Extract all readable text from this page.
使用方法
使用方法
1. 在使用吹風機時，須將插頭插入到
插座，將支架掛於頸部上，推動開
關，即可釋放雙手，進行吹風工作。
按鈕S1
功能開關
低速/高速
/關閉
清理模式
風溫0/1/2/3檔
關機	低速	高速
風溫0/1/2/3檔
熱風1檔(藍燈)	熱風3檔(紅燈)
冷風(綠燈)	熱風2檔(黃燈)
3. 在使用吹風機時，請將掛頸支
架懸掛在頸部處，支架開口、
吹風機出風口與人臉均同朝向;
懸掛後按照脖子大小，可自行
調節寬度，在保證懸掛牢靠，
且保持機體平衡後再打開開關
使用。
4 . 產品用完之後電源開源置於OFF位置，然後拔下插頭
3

REQUIRED TASK: Output all of the data above without any alteration.

THE COMPLETED TASK:
Extract all readable text from this page.
使用方法
使用方法
1. 在使用吹風機時，須將插頭插入到
插座，將支架掛於頸部上，推動開
關，即可釋放雙手，進行吹風工作。
按鈕S1
功能開關
低速/高速
/關閉
清理模式
風溫0/1/2/3檔
關機	低速	高速
風溫0/1/2/3檔
熱風1檔(藍燈)	熱風3檔(紅燈)
冷風(綠燈)	熱風2檔(黃燈)
3. 在使用吹風機時，請將掛頸支
架懸掛在頸部處，支架開口、
吹風機出風口與人臉均同朝向;
懸掛後按照脖子大小，可自行
調節寬度，在保證懸掛牢靠，
且保持機體平衡後再打開開關
使用。
4 . 產品用完之後電源開源置於OFF位置，然後拔下插頭
3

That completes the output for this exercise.